• _WHAT TO DO_
Write out the data from its first line through the line containing "namn-listbox[interactable]: Höstvete, ton/ha" as a numbered list, leaving out any blank lines.
-- start RECORD LIST --
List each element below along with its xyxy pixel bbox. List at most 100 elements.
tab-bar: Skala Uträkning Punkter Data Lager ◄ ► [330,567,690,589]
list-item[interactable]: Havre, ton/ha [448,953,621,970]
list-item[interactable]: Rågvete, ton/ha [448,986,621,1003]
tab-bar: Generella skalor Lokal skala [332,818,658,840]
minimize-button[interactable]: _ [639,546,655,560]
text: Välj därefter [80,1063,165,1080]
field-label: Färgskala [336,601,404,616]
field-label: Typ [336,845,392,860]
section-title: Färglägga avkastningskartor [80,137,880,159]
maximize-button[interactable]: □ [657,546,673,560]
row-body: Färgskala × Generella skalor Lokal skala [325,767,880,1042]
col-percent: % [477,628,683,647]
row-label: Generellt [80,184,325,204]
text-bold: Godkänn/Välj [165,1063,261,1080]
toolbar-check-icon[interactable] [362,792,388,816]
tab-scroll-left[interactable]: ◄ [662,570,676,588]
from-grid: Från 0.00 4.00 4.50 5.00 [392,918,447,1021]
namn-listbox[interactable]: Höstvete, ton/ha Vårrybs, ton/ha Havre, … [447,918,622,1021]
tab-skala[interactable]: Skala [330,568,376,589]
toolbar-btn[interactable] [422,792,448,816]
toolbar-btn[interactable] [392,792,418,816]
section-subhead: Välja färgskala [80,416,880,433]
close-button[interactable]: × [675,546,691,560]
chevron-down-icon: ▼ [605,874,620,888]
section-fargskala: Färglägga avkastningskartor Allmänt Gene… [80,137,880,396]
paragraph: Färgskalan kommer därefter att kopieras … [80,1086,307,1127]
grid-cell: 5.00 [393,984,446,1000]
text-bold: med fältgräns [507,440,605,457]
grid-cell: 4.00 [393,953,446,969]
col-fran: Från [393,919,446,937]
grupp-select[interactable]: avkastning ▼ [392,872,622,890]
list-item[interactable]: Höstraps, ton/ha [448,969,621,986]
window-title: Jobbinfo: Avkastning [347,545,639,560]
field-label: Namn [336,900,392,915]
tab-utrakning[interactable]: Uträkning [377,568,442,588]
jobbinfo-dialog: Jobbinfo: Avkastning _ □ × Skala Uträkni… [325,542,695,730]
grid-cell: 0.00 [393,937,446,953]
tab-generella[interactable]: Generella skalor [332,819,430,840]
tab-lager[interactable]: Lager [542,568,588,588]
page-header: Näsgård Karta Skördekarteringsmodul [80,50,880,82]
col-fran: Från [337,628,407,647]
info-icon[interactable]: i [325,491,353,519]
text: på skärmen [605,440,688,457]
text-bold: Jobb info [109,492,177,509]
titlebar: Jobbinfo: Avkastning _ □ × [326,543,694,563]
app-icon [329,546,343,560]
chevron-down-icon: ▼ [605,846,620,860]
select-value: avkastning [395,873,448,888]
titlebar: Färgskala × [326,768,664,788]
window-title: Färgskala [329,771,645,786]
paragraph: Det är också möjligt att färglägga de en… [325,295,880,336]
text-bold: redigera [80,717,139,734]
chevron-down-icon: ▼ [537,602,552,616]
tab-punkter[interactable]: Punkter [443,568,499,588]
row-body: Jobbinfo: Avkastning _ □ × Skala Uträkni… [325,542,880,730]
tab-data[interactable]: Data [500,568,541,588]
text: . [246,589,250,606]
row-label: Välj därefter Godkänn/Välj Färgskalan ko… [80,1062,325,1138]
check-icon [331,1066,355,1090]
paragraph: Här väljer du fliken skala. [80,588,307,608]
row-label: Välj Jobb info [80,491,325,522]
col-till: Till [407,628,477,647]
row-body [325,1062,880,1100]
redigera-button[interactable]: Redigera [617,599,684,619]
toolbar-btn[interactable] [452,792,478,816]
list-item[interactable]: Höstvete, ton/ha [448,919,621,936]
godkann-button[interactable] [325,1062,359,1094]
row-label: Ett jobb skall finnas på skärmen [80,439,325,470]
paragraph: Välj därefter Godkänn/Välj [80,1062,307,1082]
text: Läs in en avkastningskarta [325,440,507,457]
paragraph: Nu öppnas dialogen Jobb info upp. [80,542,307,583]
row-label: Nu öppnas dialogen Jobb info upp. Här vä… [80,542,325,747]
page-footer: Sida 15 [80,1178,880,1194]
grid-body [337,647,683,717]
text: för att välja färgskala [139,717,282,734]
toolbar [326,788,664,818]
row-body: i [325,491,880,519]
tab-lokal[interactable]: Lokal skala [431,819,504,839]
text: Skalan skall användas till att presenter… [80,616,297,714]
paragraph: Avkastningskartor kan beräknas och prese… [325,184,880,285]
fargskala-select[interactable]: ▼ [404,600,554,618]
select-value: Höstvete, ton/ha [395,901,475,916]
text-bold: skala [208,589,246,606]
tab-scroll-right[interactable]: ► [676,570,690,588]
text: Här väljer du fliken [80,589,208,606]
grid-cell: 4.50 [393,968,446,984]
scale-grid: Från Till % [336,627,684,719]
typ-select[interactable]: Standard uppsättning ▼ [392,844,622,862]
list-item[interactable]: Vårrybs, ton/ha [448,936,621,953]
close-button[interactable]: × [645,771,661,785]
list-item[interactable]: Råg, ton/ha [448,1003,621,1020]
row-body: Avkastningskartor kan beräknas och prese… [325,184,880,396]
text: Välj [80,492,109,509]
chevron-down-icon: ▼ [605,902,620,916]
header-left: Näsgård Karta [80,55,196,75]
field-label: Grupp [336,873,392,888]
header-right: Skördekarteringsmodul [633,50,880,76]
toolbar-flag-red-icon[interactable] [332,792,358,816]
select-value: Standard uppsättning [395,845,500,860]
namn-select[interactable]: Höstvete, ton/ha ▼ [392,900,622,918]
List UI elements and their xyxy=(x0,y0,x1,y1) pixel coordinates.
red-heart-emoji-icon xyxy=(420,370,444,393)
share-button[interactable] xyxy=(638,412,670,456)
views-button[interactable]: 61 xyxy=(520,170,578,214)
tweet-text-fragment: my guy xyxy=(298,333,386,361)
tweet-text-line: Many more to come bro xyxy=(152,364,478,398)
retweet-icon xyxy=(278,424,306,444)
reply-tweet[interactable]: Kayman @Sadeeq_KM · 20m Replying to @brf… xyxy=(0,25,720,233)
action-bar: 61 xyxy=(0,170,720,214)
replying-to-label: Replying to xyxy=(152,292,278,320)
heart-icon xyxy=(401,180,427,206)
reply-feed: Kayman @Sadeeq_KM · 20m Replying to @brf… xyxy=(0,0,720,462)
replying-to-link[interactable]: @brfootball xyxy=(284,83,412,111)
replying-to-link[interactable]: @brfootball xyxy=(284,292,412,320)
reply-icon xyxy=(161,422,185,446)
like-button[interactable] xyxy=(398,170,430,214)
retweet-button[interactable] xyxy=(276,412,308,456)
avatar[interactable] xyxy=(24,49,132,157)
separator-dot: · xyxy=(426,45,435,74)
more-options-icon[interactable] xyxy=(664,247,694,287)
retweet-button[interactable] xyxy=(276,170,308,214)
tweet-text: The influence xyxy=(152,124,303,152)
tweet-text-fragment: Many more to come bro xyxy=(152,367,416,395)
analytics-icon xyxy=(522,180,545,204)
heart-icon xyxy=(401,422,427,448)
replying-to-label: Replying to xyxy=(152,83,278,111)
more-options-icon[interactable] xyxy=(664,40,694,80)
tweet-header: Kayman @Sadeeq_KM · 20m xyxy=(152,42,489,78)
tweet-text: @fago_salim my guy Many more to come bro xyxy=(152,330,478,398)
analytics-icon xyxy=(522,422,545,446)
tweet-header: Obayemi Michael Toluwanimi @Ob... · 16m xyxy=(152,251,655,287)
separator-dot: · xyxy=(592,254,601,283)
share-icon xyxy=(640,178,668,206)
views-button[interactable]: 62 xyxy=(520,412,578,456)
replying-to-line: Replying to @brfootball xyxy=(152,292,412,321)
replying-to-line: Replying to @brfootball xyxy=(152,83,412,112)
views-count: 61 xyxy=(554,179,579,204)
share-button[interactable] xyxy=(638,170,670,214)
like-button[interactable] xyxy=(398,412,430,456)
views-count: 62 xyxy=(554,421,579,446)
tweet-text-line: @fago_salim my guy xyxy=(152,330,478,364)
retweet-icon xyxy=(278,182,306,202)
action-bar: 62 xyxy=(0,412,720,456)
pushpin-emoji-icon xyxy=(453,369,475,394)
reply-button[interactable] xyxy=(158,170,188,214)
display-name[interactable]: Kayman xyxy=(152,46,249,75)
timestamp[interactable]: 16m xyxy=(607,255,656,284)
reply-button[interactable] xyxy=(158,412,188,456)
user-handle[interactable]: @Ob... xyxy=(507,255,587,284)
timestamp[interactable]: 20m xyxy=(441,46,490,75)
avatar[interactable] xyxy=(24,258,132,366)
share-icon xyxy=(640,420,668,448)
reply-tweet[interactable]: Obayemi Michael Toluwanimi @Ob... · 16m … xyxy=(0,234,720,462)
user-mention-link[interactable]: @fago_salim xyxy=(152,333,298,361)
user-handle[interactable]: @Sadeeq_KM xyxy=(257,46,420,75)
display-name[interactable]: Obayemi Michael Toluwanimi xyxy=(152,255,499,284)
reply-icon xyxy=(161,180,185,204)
-- end RECORD LIST --
• _CORRECT RESPONSE_
1. List each element below along with its xyxy pixel bbox. List at most 100 elements.
2. tab-bar: Skala Uträkning Punkter Data Lager ◄ ► [330,567,690,589]
3. list-item[interactable]: Havre, ton/ha [448,953,621,970]
4. list-item[interactable]: Rågvete, ton/ha [448,986,621,1003]
5. tab-bar: Generella skalor Lokal skala [332,818,658,840]
6. minimize-button[interactable]: _ [639,546,655,560]
7. text: Välj därefter [80,1063,165,1080]
8. field-label: Färgskala [336,601,404,616]
9. field-label: Typ [336,845,392,860]
10. section-title: Färglägga avkastningskartor [80,137,880,159]
11. maximize-button[interactable]: □ [657,546,673,560]
12. row-body: Färgskala × Generella skalor Lokal skala [325,767,880,1042]
13. col-percent: % [477,628,683,647]
14. row-label: Generellt [80,184,325,204]
15. text-bold: Godkänn/Välj [165,1063,261,1080]
16. toolbar-check-icon[interactable] [362,792,388,816]
17. tab-scroll-left[interactable]: ◄ [662,570,676,588]
18. from-grid: Från 0.00 4.00 4.50 5.00 [392,918,447,1021]
19. namn-listbox[interactable]: Höstvete, ton/ha Vårrybs, ton/ha Havre, … [447,918,622,1021]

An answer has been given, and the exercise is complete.